**Page excerpt:**
Slowheart is the third studio album by American country music artist Kip Moore, released on September 8, 2017, through MCA Nashville. The album's lead single, "More Girls Like You", was released on February 10, 2017.

Background and recording
Following the release and touring behind 2015's Wild Ones, Moore took time off to travel, surf and write music. He tells Rolling Stone that Slowheart falls "somewhere between Americana, rock and the evocative storytelling of country."

The album, which Moore produced about 75% of, has less of a "band in the room sound" and more of a vintage, "vocals out front" sound. Moore claims he drew inspiration for the album from Motown music and also '70s classic rock music. The songs "Plead the Fifth" and "The Bull" were not written in any part by Moore, which makes Slowheart Moore's first release to feature songs not written or co-written by him.

Moore said of the album's theme that: The term Slowheart has always been dear to me, but then it finally made sense with this record of coming to grips with my own vulnerabilities, my own hopes, my own stubbornness -- the long journey that it took to get to where I’m at, and the clarity I’m at now. I think for sure this is the most vulnerable I’ve been on a record... the first one is still stuck in that same stubborn place of dealing with the same issues that I’ve faced before, still staying stuck in that spot and not doing anything about it, still feeling that sorrow. Whereas the second half is more hopeful in terms of who I hope to be the next time I’m faced with certain things.

Release

Singles
The lead single from Slowheart, "More Girls Like You", was released on February 10, 2017. The album's release was then preceded by the release of four additional songs to digital outlets and streaming services: "The Bull" (August 11, 2017), "Blonde" (August 18, 2017), "Bittersweet Company" (August 25, 2017) and "Plead the Fifth" (September 1, 2017).

Region boundary data
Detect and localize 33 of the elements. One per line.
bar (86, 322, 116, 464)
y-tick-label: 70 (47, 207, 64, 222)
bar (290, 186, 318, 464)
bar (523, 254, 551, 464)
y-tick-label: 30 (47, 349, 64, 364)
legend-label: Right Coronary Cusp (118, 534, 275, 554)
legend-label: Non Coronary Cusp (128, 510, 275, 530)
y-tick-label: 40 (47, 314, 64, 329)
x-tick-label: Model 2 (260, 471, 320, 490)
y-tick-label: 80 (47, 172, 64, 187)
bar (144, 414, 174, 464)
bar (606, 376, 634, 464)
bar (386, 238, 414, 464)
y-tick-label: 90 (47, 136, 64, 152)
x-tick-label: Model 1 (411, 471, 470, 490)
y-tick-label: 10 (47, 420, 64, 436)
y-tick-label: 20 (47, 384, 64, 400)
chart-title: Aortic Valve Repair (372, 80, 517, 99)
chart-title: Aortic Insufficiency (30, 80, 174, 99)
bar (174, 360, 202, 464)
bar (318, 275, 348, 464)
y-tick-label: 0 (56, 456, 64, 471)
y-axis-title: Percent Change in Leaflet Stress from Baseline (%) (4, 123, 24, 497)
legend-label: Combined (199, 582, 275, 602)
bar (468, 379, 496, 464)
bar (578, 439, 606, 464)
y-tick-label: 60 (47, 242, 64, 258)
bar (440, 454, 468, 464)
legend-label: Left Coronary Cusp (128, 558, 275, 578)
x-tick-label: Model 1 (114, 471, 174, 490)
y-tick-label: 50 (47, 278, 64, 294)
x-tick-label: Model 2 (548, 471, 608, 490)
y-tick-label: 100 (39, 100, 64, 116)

**Requirements:** From the Slowheart article, pull out the stretch from "Slowheart is the" through "co-written by him.", word for word. Rely only on the Slowheart article, not on the listing.

**Worked answer:**
Slowheart is the third studio album by American country music artist Kip Moore, released on September 8, 2017, through MCA Nashville. The album's lead single, "More Girls Like You", was released on February 10, 2017.

Background and recording
Following the release and touring behind 2015's Wild Ones, Moore took time off to travel, surf and write music. He tells Rolling Stone that Slowheart falls "somewhere between Americana, rock and the evocative storytelling of country."

The album, which Moore produced about 75% of, has less of a "band in the room sound" and more of a vintage, "vocals out front" sound. Moore claims he drew inspiration for the album from Motown music and also '70s classic rock music. The songs "Plead the Fifth" and "The Bull" were not written in any part by Moore, which makes Slowheart Moore's first release to feature songs not written or co-written by him.